What the exercise asks: Output the data that follows exactly, line for line.

[Data entries]

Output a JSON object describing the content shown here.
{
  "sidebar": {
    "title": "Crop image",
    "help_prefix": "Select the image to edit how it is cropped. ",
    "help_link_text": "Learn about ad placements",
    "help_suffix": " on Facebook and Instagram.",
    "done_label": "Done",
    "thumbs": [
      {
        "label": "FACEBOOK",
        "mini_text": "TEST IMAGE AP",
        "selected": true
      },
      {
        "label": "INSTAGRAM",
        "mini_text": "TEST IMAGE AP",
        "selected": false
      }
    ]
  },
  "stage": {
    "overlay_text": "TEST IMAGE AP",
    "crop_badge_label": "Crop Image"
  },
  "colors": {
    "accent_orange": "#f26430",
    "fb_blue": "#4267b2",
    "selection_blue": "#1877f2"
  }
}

Solution for this exercise:
Output a JSON object describing the content shown here.
{
  "sidebar": {
    "title": "Crop image",
    "help_prefix": "Select the image to edit how it is cropped. ",
    "help_link_text": "Learn about ad placements",
    "help_suffix": " on Facebook and Instagram.",
    "done_label": "Done",
    "thumbs": [
      {
        "label": "FACEBOOK",
        "mini_text": "TEST IMAGE AP",
        "selected": true
      },
      {
        "label": "INSTAGRAM",
        "mini_text": "TEST IMAGE AP",
        "selected": false
      }
    ]
  },
  "stage": {
    "overlay_text": "TEST IMAGE AP",
    "crop_badge_label": "Crop Image"
  },
  "colors": {
    "accent_orange": "#f26430",
    "fb_blue": "#4267b2",
    "selection_blue": "#1877f2"
  }
}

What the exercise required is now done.